Write the listing out again, all of it, word for word.

Stored items:
- - - - - - -

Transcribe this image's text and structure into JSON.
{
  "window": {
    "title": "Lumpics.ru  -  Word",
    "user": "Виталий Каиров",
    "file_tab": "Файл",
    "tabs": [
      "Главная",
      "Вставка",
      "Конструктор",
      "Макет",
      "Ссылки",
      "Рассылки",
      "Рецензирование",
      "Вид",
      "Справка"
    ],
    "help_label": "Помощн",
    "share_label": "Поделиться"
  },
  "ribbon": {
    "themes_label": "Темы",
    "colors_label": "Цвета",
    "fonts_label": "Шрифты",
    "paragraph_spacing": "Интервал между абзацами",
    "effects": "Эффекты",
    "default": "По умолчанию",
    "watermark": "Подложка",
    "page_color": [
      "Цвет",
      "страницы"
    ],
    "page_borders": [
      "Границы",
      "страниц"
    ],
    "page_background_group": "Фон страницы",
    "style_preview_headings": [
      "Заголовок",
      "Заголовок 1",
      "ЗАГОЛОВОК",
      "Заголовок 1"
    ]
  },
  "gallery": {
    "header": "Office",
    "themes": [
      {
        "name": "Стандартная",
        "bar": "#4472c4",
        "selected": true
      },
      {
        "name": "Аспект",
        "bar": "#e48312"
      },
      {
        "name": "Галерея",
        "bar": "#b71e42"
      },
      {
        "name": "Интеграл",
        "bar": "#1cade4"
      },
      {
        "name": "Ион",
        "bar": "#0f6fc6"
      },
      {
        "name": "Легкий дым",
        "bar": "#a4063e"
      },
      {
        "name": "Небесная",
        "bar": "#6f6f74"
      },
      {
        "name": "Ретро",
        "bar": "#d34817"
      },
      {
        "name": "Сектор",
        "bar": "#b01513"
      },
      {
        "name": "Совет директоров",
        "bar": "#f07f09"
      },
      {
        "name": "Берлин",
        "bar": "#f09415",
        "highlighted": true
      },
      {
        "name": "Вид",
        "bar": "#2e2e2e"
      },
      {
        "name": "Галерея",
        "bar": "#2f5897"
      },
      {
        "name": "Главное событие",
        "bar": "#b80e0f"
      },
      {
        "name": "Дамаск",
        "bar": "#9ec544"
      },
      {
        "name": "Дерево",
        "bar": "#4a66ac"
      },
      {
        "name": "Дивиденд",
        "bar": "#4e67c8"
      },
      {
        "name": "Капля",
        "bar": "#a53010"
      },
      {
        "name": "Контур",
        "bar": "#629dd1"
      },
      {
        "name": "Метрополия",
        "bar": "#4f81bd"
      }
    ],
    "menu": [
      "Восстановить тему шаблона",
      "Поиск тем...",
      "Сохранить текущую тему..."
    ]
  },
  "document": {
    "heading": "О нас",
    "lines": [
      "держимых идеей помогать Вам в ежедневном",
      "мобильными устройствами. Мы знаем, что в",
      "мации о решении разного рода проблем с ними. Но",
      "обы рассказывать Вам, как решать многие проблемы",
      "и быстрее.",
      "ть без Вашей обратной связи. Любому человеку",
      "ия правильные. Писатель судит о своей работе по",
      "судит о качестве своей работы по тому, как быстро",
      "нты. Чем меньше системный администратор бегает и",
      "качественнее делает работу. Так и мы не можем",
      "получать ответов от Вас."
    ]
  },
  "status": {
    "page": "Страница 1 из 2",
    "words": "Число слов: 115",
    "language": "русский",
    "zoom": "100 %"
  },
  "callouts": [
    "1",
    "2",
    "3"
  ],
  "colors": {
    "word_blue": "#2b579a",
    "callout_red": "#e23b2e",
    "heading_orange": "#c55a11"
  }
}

- - - - - - -

CORRECT RESULT:
Transcribe this image's text and structure into JSON.
{
  "window": {
    "title": "Lumpics.ru  -  Word",
    "user": "Виталий Каиров",
    "file_tab": "Файл",
    "tabs": [
      "Главная",
      "Вставка",
      "Конструктор",
      "Макет",
      "Ссылки",
      "Рассылки",
      "Рецензирование",
      "Вид",
      "Справка"
    ],
    "help_label": "Помощн",
    "share_label": "Поделиться"
  },
  "ribbon": {
    "themes_label": "Темы",
    "colors_label": "Цвета",
    "fonts_label": "Шрифты",
    "paragraph_spacing": "Интервал между абзацами",
    "effects": "Эффекты",
    "default": "По умолчанию",
    "watermark": "Подложка",
    "page_color": [
      "Цвет",
      "страницы"
    ],
    "page_borders": [
      "Границы",
      "страниц"
    ],
    "page_background_group": "Фон страницы",
    "style_preview_headings": [
      "Заголовок",
      "Заголовок 1",
      "ЗАГОЛОВОК",
      "Заголовок 1"
    ]
  },
  "gallery": {
    "header": "Office",
    "themes": [
      {
        "name": "Стандартная",
        "bar": "#4472c4",
        "selected": true
      },
      {
        "name": "Аспект",
        "bar": "#e48312"
      },
      {
        "name": "Галерея",
        "bar": "#b71e42"
      },
      {
        "name": "Интеграл",
        "bar": "#1cade4"
      },
      {
        "name": "Ион",
        "bar": "#0f6fc6"
      },
      {
        "name": "Легкий дым",
        "bar": "#a4063e"
      },
      {
        "name": "Небесная",
        "bar": "#6f6f74"
      },
      {
        "name": "Ретро",
        "bar": "#d34817"
      },
      {
        "name": "Сектор",
        "bar": "#b01513"
      },
      {
        "name": "Совет директоров",
        "bar": "#f07f09"
      },
      {
        "name": "Берлин",
        "bar": "#f09415",
        "highlighted": true
      },
      {
        "name": "Вид",
        "bar": "#2e2e2e"
      },
      {
        "name": "Галерея",
        "bar": "#2f5897"
      },
      {
        "name": "Главное событие",
        "bar": "#b80e0f"
      },
      {
        "name": "Дамаск",
        "bar": "#9ec544"
      },
      {
        "name": "Дерево",
        "bar": "#4a66ac"
      },
      {
        "name": "Дивиденд",
        "bar": "#4e67c8"
      },
      {
        "name": "Капля",
        "bar": "#a53010"
      },
      {
        "name": "Контур",
        "bar": "#629dd1"
      },
      {
        "name": "Метрополия",
        "bar": "#4f81bd"
      }
    ],
    "menu": [
      "Восстановить тему шаблона",
      "Поиск тем...",
      "Сохранить текущую тему..."
    ]
  },
  "document": {
    "heading": "О нас",
    "lines": [
      "держимых идеей помогать Вам в ежедневном",
      "мобильными устройствами. Мы знаем, что в",
      "мации о решении разного рода проблем с ними. Но",
      "обы рассказывать Вам, как решать многие проблемы",
      "и быстрее.",
      "ть без Вашей обратной связи. Любому человеку",
      "ия правильные. Писатель судит о своей работе по",
      "судит о качестве своей работы по тому, как быстро",
      "нты. Чем меньше системный администратор бегает и",
      "качественнее делает работу. Так и мы не можем",
      "получать ответов от Вас."
    ]
  },
  "status": {
    "page": "Страница 1 из 2",
    "words": "Число слов: 115",
    "language": "русский",
    "zoom": "100 %"
  },
  "callouts": [
    "1",
    "2",
    "3"
  ],
  "colors": {
    "word_blue": "#2b579a",
    "callout_red": "#e23b2e",
    "heading_orange": "#c55a11"
  }
}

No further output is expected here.